## START Data for this exercise

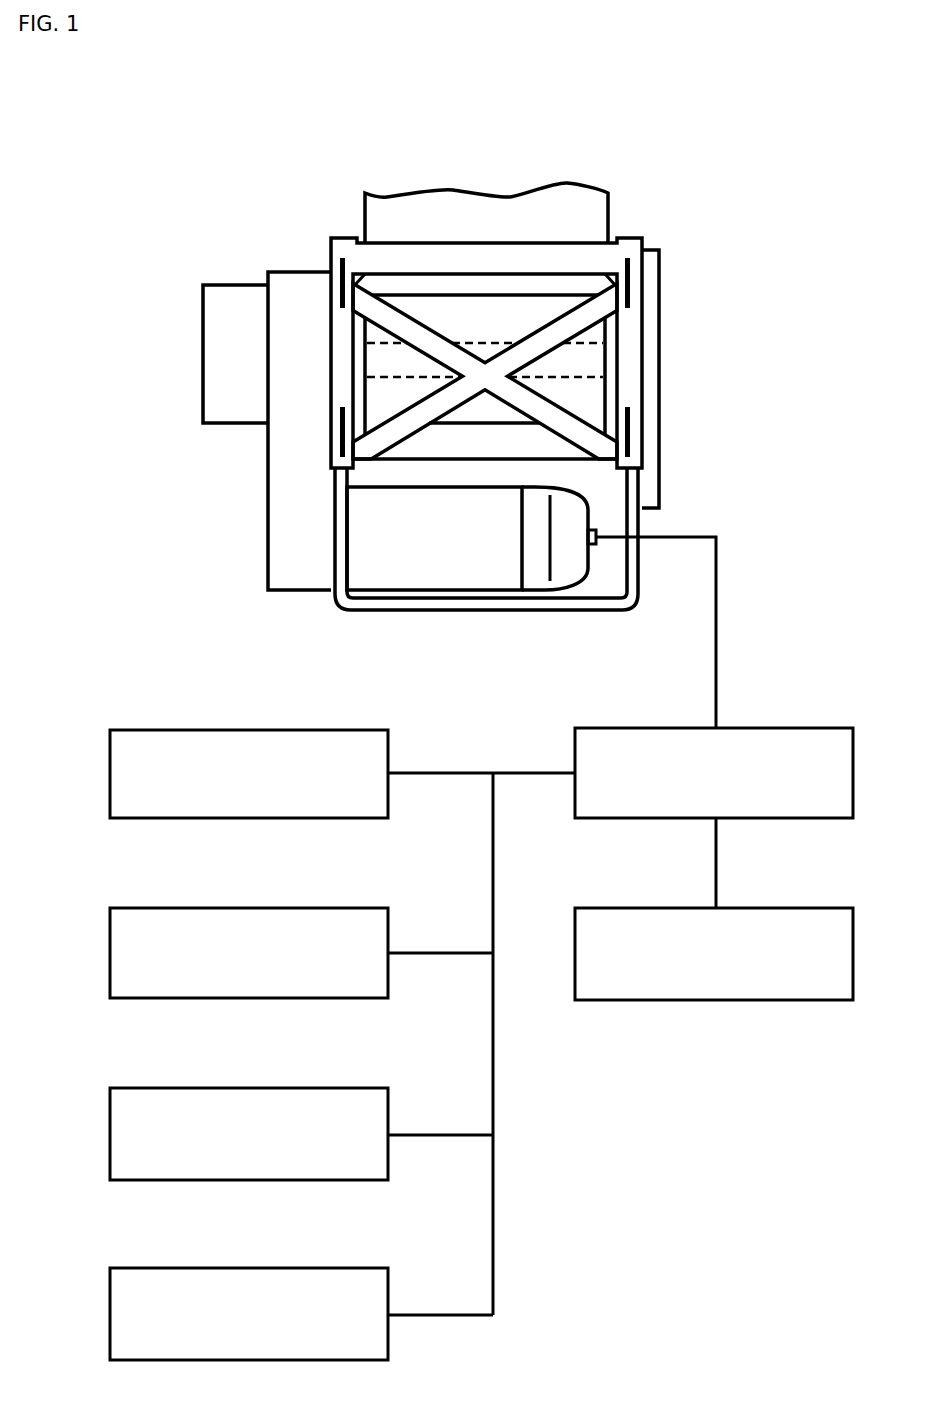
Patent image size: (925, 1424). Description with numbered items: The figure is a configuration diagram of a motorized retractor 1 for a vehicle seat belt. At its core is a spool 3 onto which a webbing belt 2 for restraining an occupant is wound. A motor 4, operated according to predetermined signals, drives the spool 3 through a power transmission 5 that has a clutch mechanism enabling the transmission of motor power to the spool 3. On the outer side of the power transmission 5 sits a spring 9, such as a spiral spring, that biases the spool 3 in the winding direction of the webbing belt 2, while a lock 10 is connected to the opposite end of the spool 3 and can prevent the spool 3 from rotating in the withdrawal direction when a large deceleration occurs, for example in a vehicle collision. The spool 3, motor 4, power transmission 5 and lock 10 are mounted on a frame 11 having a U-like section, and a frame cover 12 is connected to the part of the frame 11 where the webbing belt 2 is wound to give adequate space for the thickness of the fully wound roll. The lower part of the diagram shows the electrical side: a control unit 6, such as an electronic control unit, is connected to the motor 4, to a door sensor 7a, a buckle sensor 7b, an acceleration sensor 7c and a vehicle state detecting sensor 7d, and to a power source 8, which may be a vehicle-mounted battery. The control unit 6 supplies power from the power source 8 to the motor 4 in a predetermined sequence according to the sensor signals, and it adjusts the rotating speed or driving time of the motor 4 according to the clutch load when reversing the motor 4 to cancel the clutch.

The motorized retractor 1 is at (290, 155).
The webbing belt 2 is at (490, 197).
The spool 3 is at (585, 358).
The motor 4 is at (373, 537).
The power transmission 5 is at (292, 303).
The control unit 6 is at (780, 727).
The door sensor 7a is at (207, 727).
The buckle sensor 7b is at (207, 907).
The acceleration sensor 7c is at (207, 1087).
The vehicle state detecting sensor 7d is at (207, 1267).
The power source 8 is at (780, 907).
The spring 9 is at (215, 338).
The lock 10 is at (648, 395).
The frame 11 is at (603, 487).
The frame cover 12 is at (430, 252).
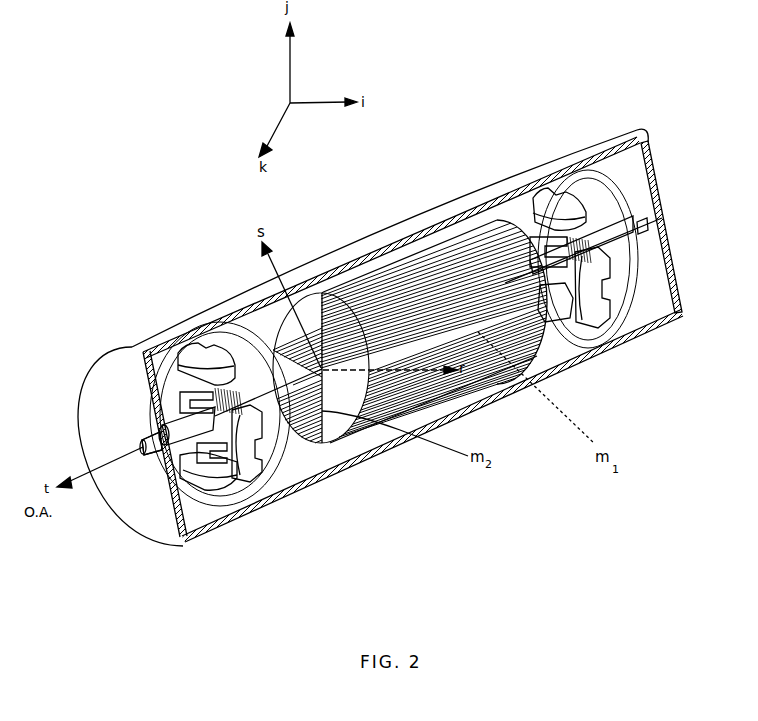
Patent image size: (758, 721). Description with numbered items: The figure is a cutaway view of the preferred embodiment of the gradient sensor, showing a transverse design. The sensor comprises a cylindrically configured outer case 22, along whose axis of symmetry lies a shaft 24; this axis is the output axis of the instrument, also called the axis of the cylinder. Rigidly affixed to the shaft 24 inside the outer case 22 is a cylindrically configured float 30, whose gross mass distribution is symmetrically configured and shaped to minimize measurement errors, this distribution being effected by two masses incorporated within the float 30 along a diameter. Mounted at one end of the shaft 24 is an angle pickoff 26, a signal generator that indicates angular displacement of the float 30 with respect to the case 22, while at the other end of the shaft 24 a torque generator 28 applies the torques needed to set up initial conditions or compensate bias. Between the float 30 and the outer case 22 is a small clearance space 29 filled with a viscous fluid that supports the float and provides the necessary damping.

The outer case 22 is at (633, 139).
The shaft 24 is at (190, 446).
The angle pickoff 26 is at (268, 462).
The torque generator 28 is at (632, 352).
The clearance space 29 is at (350, 278).
The float 30 is at (433, 242).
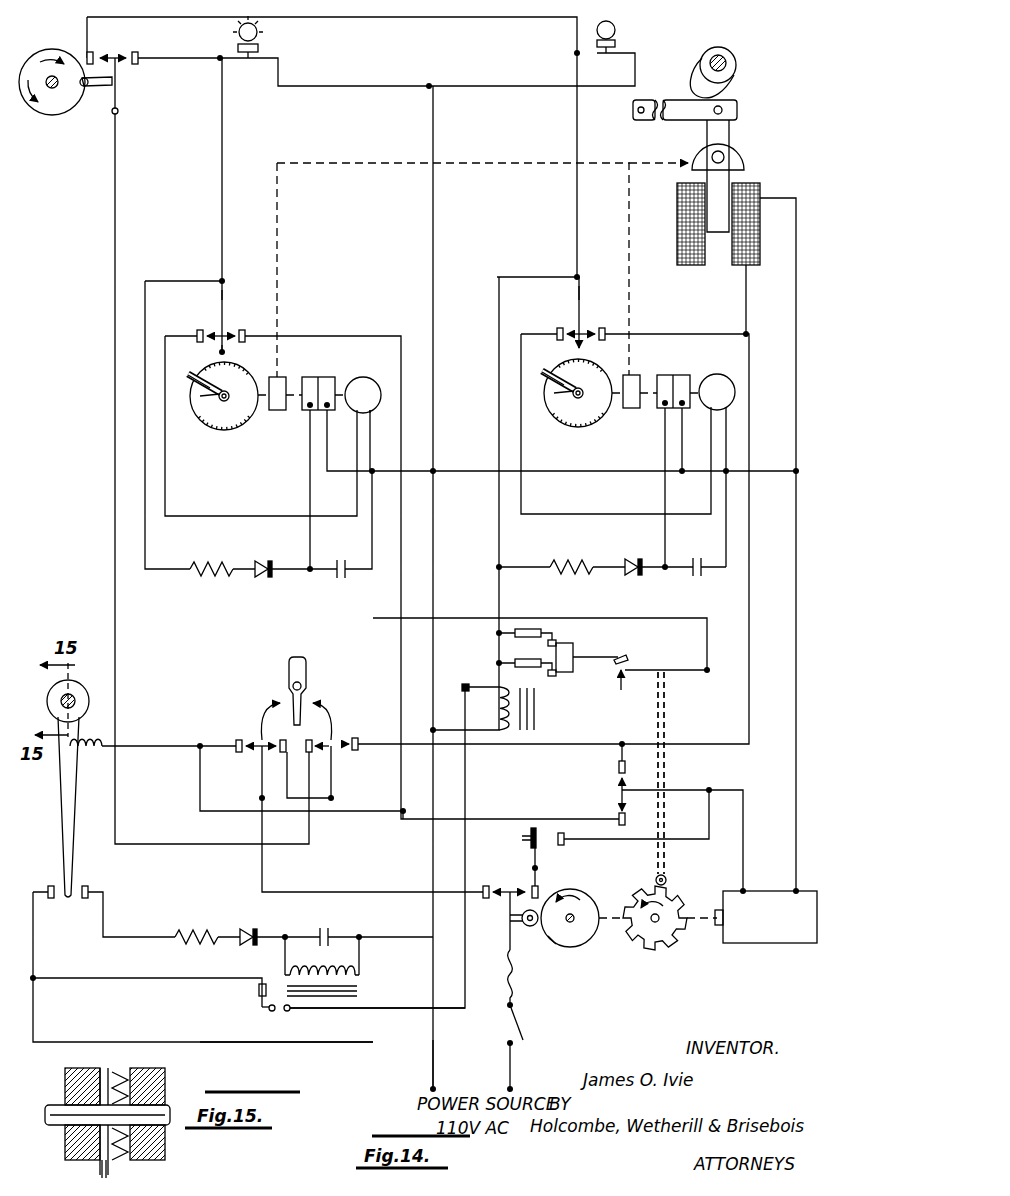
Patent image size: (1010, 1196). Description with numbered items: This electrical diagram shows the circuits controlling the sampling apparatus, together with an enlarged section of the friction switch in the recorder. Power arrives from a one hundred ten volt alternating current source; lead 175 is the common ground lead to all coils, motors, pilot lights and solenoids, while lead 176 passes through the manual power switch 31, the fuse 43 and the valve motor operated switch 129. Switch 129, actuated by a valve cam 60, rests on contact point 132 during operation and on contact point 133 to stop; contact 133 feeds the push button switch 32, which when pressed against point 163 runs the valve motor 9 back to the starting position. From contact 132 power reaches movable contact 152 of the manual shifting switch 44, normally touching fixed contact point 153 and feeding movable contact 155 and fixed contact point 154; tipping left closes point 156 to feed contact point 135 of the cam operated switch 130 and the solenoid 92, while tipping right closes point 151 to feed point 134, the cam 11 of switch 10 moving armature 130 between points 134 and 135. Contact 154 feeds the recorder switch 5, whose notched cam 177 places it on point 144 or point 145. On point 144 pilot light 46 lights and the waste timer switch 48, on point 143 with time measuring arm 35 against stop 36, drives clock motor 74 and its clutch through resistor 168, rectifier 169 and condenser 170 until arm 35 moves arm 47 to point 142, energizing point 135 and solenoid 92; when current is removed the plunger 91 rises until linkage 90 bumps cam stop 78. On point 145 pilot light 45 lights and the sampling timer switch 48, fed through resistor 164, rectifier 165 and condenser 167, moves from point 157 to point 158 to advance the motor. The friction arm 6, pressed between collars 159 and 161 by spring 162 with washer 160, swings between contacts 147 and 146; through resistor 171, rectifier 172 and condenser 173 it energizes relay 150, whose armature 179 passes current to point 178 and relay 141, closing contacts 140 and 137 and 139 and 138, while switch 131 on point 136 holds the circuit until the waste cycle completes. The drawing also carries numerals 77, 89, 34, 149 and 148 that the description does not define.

In FIG. 14, the notched cam 177 is at (33, 62).
In FIG. 14, the recorder switch armature 5 is at (108, 84).
In FIG. 14, the contact point 144 is at (93, 54).
In FIG. 14, the contact point 145 is at (138, 63).
In FIG. 14, the pilot light 45 is at (259, 33).
In FIG. 14, the pilot light 46 is at (614, 28).
In FIG. 14, the cam shaft 77 is at (711, 62).
In FIG. 14, the cam stop 78 is at (738, 72).
In FIG. 14, the link bar 89 is at (661, 116).
In FIG. 14, the linkage 90 is at (730, 128).
In FIG. 14, the plunger 91 is at (732, 152).
In FIG. 14, the solenoid 92 is at (755, 196).
In FIG. 14, the timer switch 48 is at (222, 312).
In FIG. 14, the contact point 158 is at (242, 330).
In FIG. 14, the contact point 157 is at (201, 342).
In FIG. 14, the arm 47 is at (226, 356).
In FIG. 14, the clock motor 74 is at (366, 377).
In FIG. 14, the time measuring arm 35 is at (190, 374).
In FIG. 14, the stop 36 is at (200, 398).
In FIG. 14, the timer dial 34 is at (222, 398).
In FIG. 14, the contact point 143 is at (560, 328).
In FIG. 14, the contact point 142 is at (602, 328).
In FIG. 14, the resistor 164 is at (212, 574).
In FIG. 14, the rectifier 165 is at (261, 578).
In FIG. 14, the condenser 167 is at (342, 578).
In FIG. 14, the resistor 168 is at (568, 560).
In FIG. 14, the rectifier 169 is at (634, 560).
In FIG. 14, the condenser 170 is at (698, 560).
In FIG. 14, the relay contact 139 is at (553, 632).
In FIG. 14, the relay contact 140 is at (553, 662).
In FIG. 14, the contact point 138 is at (560, 642).
In FIG. 14, the contact point 137 is at (553, 674).
In FIG. 14, the contact point 136 is at (628, 658).
In FIG. 14, the switch 131 is at (621, 676).
In FIG. 14, the relay 141 is at (500, 716).
In FIG. 14, the contact point 178 is at (466, 684).
In FIG. 14, the contact point 135 is at (619, 766).
In FIG. 14, the cam operated switch armature 130 is at (618, 792).
In FIG. 14, the fixed contact point 134 is at (618, 816).
In FIG. 14, the contact point 163 is at (563, 846).
In FIG. 14, the push button switch 32 is at (526, 838).
In FIG. 14, the contact point 132 is at (486, 886).
In FIG. 14, the contact point 133 is at (537, 888).
In FIG. 14, the valve motor operated switch 129 is at (508, 918).
In FIG. 14, the valve cam 60 is at (578, 946).
In FIG. 14, the cam 11 is at (670, 946).
In FIG. 14, the cam operated switch 10 is at (664, 862).
In FIG. 14, the valve motor 9 is at (779, 944).
In FIG. 14, the fuse 43 is at (513, 972).
In FIG. 14, the manual power switch 31 is at (518, 1024).
In FIG. 14, the lead 176 is at (514, 1068).
In FIG. 14, the lead 175 is at (433, 1052).
In FIG. 14, the manual shifting switch 44 is at (306, 670).
In FIG. 14, the movable contact 152 is at (254, 740).
In FIG. 14, the movable contact 155 is at (328, 718).
In FIG. 14, the fixed contact point 156 is at (355, 738).
In FIG. 14, the fixed contact point 151 is at (239, 753).
In FIG. 14, the fixed contact point 153 is at (284, 752).
In FIG. 14, the fixed contact point 154 is at (309, 752).
In FIG. 14, the friction switch arm 6 is at (64, 796).
In FIG. 15, the friction switch arm 6 is at (100, 1172).
In FIG. 14, the contact point 146 is at (51, 886).
In FIG. 14, the contact point 147 is at (86, 886).
In FIG. 14, the resistor 171 is at (190, 932).
In FIG. 14, the rectifier 172 is at (245, 930).
In FIG. 14, the condenser 173 is at (324, 928).
In FIG. 14, the relay 150 is at (336, 972).
In FIG. 14, the relay core 149 is at (292, 984).
In FIG. 14, the relay armature 179 is at (259, 990).
In FIG. 14, the conductor 148 is at (345, 1042).
In FIG. 15, the collar 159 is at (66, 1086).
In FIG. 15, the washer 160 is at (108, 1070).
In FIG. 15, the collar 161 is at (160, 1076).
In FIG. 15, the spring 162 is at (115, 1160).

## END Data for this exercise

* _Stated task_:
List every line in the data that contains the word "clearance".

* _Final result_:
Patent image size: (758, 721). Description with numbered items: The figure is a cutaway view of the preferred embodiment of the gradient sensor, showing a transverse design. The sensor comprises a cylindrically configured outer case 22, along whose axis of symmetry lies a shaft 24; this axis is the output axis of the instrument, also called the axis of the cylinder. Rigidly affixed to the shaft 24 inside the outer case 22 is a cylindrically configured float 30, whose gross mass distribution is symmetrically configured and shaped to minimize measurement errors, this distribution being effected by two masses incorporated within the float 30 along a diameter. Mounted at one end of the shaft 24 is an angle pickoff 26, a signal generator that indicates angular displacement of the float 30 with respect to the case 22, while at the other end of the shaft 24 a torque generator 28 applies the torques needed to set up initial conditions or compensate bias. Between the float 30 and the outer case 22 is a small clearance space 29 filled with a viscous fluid that supports the float and provides the necessary damping.
The clearance space 29 is at (350, 278).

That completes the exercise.